→ Your instructions
Report each line of the data that has "this" somewhere in it.

"""

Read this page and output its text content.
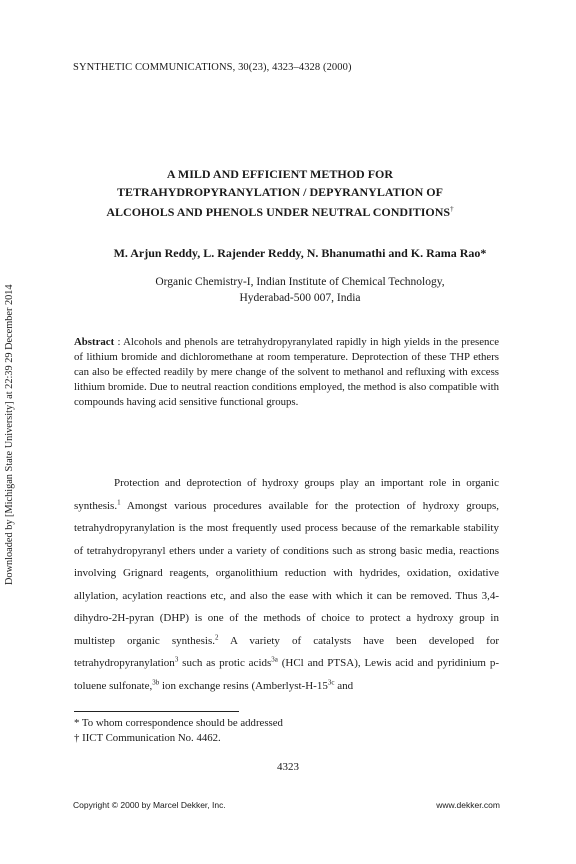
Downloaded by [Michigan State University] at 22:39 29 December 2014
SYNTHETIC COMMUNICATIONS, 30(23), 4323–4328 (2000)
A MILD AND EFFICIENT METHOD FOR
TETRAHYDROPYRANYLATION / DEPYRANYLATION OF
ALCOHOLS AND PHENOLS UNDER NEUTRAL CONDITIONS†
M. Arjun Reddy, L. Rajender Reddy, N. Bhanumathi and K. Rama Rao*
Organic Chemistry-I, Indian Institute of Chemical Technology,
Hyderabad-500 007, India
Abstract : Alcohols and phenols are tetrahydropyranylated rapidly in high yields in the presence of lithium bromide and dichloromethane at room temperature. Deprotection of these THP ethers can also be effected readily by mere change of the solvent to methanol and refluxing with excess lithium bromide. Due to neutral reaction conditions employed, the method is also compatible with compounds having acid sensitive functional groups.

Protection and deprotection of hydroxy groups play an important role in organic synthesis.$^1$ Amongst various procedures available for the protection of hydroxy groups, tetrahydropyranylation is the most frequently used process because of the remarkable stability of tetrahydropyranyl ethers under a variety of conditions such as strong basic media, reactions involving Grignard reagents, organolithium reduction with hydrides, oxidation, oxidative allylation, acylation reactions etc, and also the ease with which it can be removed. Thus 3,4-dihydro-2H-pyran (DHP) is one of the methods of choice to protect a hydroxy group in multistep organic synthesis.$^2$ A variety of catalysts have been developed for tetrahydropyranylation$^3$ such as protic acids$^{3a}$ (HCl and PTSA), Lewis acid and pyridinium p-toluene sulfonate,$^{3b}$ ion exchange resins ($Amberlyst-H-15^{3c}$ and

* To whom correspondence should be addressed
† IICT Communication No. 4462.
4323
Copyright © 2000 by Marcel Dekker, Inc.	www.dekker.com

"""
"""

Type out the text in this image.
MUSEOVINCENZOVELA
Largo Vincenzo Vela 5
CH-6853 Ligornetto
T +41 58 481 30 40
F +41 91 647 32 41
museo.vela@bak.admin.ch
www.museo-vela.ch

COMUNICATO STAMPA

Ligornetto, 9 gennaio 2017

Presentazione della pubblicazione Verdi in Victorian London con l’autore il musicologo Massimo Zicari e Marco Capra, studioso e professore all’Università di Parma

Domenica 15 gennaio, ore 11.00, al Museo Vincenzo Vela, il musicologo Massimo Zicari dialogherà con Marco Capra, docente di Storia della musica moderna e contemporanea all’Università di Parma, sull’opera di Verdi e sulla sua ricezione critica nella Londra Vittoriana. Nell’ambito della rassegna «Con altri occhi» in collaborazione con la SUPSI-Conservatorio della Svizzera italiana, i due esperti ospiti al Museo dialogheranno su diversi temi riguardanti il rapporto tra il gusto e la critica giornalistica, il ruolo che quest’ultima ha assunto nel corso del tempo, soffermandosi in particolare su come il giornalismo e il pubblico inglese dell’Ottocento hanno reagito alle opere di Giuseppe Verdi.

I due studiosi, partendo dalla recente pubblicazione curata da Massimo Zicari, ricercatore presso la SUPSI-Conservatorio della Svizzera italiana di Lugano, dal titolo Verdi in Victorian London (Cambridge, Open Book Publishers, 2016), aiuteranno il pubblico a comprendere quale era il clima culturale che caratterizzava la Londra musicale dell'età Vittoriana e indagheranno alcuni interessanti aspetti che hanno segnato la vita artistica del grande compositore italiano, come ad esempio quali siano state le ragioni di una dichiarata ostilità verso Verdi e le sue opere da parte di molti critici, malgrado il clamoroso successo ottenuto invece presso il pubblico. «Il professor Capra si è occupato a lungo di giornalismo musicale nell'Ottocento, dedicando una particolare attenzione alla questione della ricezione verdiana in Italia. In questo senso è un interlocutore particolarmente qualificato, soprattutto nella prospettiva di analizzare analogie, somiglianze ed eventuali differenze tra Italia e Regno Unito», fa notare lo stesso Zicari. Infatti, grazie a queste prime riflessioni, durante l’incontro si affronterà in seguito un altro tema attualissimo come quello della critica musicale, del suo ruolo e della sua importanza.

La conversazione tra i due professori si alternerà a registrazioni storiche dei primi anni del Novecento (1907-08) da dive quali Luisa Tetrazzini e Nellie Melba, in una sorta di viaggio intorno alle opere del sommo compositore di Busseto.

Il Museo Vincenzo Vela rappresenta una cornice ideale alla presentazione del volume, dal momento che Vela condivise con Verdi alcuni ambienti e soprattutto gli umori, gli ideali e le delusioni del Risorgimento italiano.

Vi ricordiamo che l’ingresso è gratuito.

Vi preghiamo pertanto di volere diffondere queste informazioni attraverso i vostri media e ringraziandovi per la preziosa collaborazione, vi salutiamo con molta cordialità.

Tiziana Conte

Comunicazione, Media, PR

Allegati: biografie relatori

"""

→ Reply to the task
Read this page and output its text content.
Type out the text in this image.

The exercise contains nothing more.